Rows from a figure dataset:
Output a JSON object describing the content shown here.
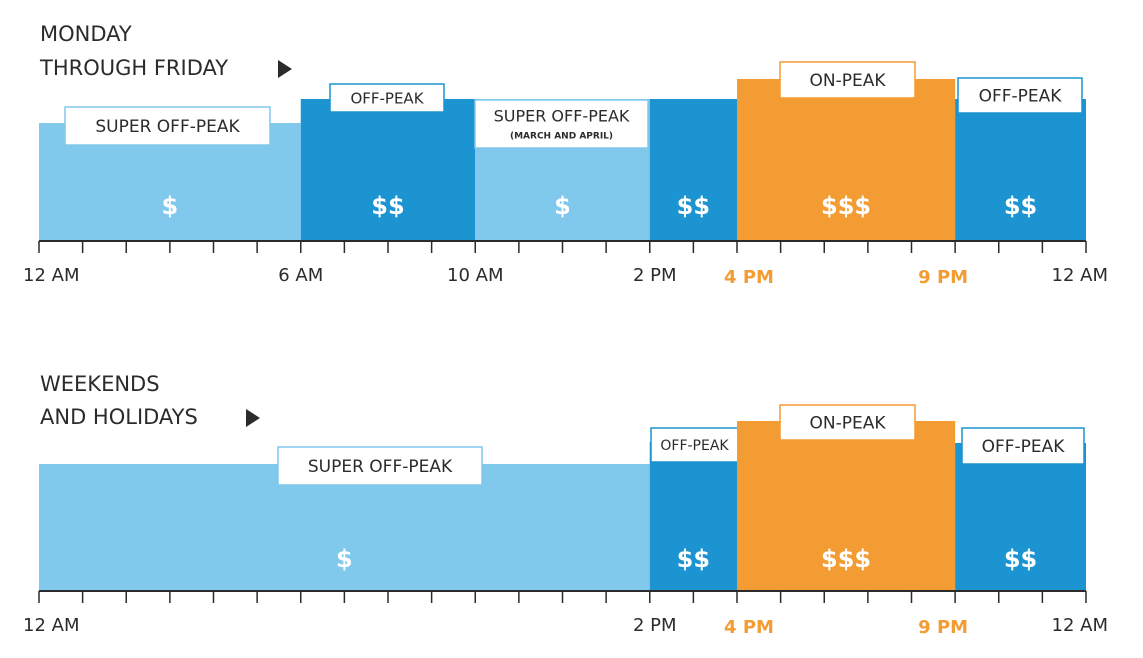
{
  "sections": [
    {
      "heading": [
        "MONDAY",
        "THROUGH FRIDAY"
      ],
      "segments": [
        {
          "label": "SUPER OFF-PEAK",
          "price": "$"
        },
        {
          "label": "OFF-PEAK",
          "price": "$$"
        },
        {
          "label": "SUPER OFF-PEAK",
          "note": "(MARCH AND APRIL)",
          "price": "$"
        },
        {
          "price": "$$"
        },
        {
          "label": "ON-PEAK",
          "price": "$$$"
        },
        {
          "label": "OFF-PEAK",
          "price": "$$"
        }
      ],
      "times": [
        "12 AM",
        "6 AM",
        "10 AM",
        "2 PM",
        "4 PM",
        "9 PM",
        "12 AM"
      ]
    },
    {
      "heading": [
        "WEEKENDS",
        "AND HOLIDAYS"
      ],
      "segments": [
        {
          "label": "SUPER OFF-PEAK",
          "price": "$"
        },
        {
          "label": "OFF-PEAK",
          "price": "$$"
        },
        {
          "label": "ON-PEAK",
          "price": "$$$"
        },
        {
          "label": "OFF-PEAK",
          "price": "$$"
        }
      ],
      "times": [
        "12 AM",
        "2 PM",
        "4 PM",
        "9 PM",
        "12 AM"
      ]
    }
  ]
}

SHORT PROBLEM -> Print all entries exactly. The images do not belong in the copy.

TASK ANSWER ->
Output a JSON object describing the content shown here.
{
  "sections": [
    {
      "heading": [
        "MONDAY",
        "THROUGH FRIDAY"
      ],
      "segments": [
        {
          "label": "SUPER OFF-PEAK",
          "price": "$"
        },
        {
          "label": "OFF-PEAK",
          "price": "$$"
        },
        {
          "label": "SUPER OFF-PEAK",
          "note": "(MARCH AND APRIL)",
          "price": "$"
        },
        {
          "price": "$$"
        },
        {
          "label": "ON-PEAK",
          "price": "$$$"
        },
        {
          "label": "OFF-PEAK",
          "price": "$$"
        }
      ],
      "times": [
        "12 AM",
        "6 AM",
        "10 AM",
        "2 PM",
        "4 PM",
        "9 PM",
        "12 AM"
      ]
    },
    {
      "heading": [
        "WEEKENDS",
        "AND HOLIDAYS"
      ],
      "segments": [
        {
          "label": "SUPER OFF-PEAK",
          "price": "$"
        },
        {
          "label": "OFF-PEAK",
          "price": "$$"
        },
        {
          "label": "ON-PEAK",
          "price": "$$$"
        },
        {
          "label": "OFF-PEAK",
          "price": "$$"
        }
      ],
      "times": [
        "12 AM",
        "2 PM",
        "4 PM",
        "9 PM",
        "12 AM"
      ]
    }
  ]
}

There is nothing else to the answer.